- **THE INPUT**:
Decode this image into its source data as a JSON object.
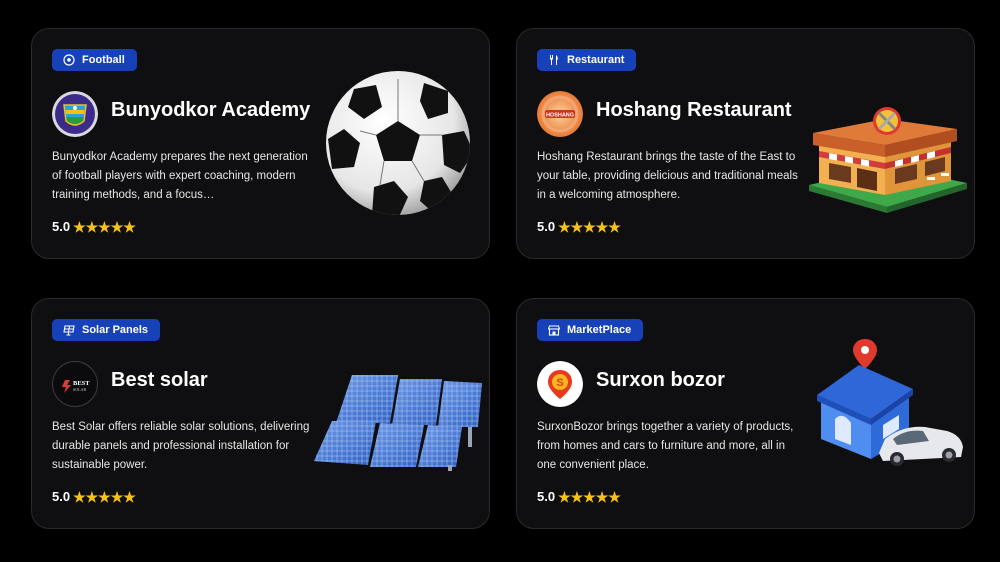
{
  "cards": [
    {
      "category": "Football",
      "category_icon": "soccer-ball-icon",
      "title": "Bunyodkor Academy",
      "description": "Bunyodkor Academy prepares the next generation of football players with expert coaching, modern training methods, and a focus…",
      "rating": "5.0",
      "stars": "★★★★★",
      "illustration": "soccer-ball"
    },
    {
      "category": "Restaurant",
      "category_icon": "fork-knife-icon",
      "title": "Hoshang Restaurant",
      "description": "Hoshang Restaurant brings the taste of the East to your table, providing delicious and traditional meals in a welcoming atmosphere.",
      "rating": "5.0",
      "stars": "★★★★★",
      "illustration": "restaurant-building"
    },
    {
      "category": "Solar Panels",
      "category_icon": "solar-panel-icon",
      "title": "Best solar",
      "logo_text": "BEST SOLAR",
      "description": "Best Solar offers reliable solar solutions, delivering durable panels and professional installation for sustainable power.",
      "rating": "5.0",
      "stars": "★★★★★",
      "illustration": "solar-panels"
    },
    {
      "category": "MarketPlace",
      "category_icon": "storefront-icon",
      "title": "Surxon bozor",
      "description": "SurxonBozor brings together a variety of products, from homes and cars to furniture and more, all in one convenient place.",
      "rating": "5.0",
      "stars": "★★★★★",
      "illustration": "house-and-car"
    }
  ],
  "colors": {
    "background": "#000000",
    "card": "#0f0f11",
    "tag": "#1741b8",
    "star": "#f6c21a"
  }
}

- **WRITTEN REQUEST**: Determine how many lines in the records contain "illustration", and reply with the number only.

- **EXERCISE RESPONSE**: 4